■ Direction ■
The listing below is to be output in its exact form.

/---

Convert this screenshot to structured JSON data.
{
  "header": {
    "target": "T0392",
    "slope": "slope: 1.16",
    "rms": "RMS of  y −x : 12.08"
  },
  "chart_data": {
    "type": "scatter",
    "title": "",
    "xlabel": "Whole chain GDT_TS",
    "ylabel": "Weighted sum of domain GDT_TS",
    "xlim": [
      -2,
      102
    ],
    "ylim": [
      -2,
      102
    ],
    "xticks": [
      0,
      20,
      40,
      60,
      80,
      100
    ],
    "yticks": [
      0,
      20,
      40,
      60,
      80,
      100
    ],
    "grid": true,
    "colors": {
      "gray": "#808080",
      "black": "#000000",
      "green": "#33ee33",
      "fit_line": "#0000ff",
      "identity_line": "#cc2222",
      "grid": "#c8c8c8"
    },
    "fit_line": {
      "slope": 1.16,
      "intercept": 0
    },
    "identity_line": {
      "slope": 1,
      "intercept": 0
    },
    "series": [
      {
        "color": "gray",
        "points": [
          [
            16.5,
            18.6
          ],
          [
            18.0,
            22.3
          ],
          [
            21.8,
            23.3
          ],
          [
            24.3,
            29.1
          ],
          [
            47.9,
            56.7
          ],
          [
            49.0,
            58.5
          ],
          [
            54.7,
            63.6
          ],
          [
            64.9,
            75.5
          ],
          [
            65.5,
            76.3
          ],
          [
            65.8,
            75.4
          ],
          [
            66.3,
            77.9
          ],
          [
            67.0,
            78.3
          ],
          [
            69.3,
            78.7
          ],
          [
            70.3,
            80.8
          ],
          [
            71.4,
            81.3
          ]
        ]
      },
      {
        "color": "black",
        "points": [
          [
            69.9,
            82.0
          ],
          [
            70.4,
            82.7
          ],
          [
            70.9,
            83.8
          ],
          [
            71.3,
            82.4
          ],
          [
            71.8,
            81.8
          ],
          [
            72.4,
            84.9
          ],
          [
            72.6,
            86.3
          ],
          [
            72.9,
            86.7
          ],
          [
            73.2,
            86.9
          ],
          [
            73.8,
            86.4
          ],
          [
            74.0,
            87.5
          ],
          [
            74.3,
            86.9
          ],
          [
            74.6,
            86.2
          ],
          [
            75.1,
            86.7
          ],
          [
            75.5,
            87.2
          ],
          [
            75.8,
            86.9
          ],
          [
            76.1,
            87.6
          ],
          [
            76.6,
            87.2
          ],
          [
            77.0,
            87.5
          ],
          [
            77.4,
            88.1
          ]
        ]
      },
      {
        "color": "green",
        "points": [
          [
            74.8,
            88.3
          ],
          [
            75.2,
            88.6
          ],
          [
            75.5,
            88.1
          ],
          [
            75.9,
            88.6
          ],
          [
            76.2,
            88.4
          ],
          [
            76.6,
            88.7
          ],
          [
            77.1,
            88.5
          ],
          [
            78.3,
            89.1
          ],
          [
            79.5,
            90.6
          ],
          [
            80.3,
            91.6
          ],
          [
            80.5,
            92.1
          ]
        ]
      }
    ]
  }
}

\---

■ Result for this task ■
Convert this screenshot to structured JSON data.
{
  "header": {
    "target": "T0392",
    "slope": "slope: 1.16",
    "rms": "RMS of  y −x : 12.08"
  },
  "chart_data": {
    "type": "scatter",
    "title": "",
    "xlabel": "Whole chain GDT_TS",
    "ylabel": "Weighted sum of domain GDT_TS",
    "xlim": [
      -2,
      102
    ],
    "ylim": [
      -2,
      102
    ],
    "xticks": [
      0,
      20,
      40,
      60,
      80,
      100
    ],
    "yticks": [
      0,
      20,
      40,
      60,
      80,
      100
    ],
    "grid": true,
    "colors": {
      "gray": "#808080",
      "black": "#000000",
      "green": "#33ee33",
      "fit_line": "#0000ff",
      "identity_line": "#cc2222",
      "grid": "#c8c8c8"
    },
    "fit_line": {
      "slope": 1.16,
      "intercept": 0
    },
    "identity_line": {
      "slope": 1,
      "intercept": 0
    },
    "series": [
      {
        "color": "gray",
        "points": [
          [
            16.5,
            18.6
          ],
          [
            18.0,
            22.3
          ],
          [
            21.8,
            23.3
          ],
          [
            24.3,
            29.1
          ],
          [
            47.9,
            56.7
          ],
          [
            49.0,
            58.5
          ],
          [
            54.7,
            63.6
          ],
          [
            64.9,
            75.5
          ],
          [
            65.5,
            76.3
          ],
          [
            65.8,
            75.4
          ],
          [
            66.3,
            77.9
          ],
          [
            67.0,
            78.3
          ],
          [
            69.3,
            78.7
          ],
          [
            70.3,
            80.8
          ],
          [
            71.4,
            81.3
          ]
        ]
      },
      {
        "color": "black",
        "points": [
          [
            69.9,
            82.0
          ],
          [
            70.4,
            82.7
          ],
          [
            70.9,
            83.8
          ],
          [
            71.3,
            82.4
          ],
          [
            71.8,
            81.8
          ],
          [
            72.4,
            84.9
          ],
          [
            72.6,
            86.3
          ],
          [
            72.9,
            86.7
          ],
          [
            73.2,
            86.9
          ],
          [
            73.8,
            86.4
          ],
          [
            74.0,
            87.5
          ],
          [
            74.3,
            86.9
          ],
          [
            74.6,
            86.2
          ],
          [
            75.1,
            86.7
          ],
          [
            75.5,
            87.2
          ],
          [
            75.8,
            86.9
          ],
          [
            76.1,
            87.6
          ],
          [
            76.6,
            87.2
          ],
          [
            77.0,
            87.5
          ],
          [
            77.4,
            88.1
          ]
        ]
      },
      {
        "color": "green",
        "points": [
          [
            74.8,
            88.3
          ],
          [
            75.2,
            88.6
          ],
          [
            75.5,
            88.1
          ],
          [
            75.9,
            88.6
          ],
          [
            76.2,
            88.4
          ],
          [
            76.6,
            88.7
          ],
          [
            77.1,
            88.5
          ],
          [
            78.3,
            89.1
          ],
          [
            79.5,
            90.6
          ],
          [
            80.3,
            91.6
          ],
          [
            80.5,
            92.1
          ]
        ]
      }
    ]
  }
}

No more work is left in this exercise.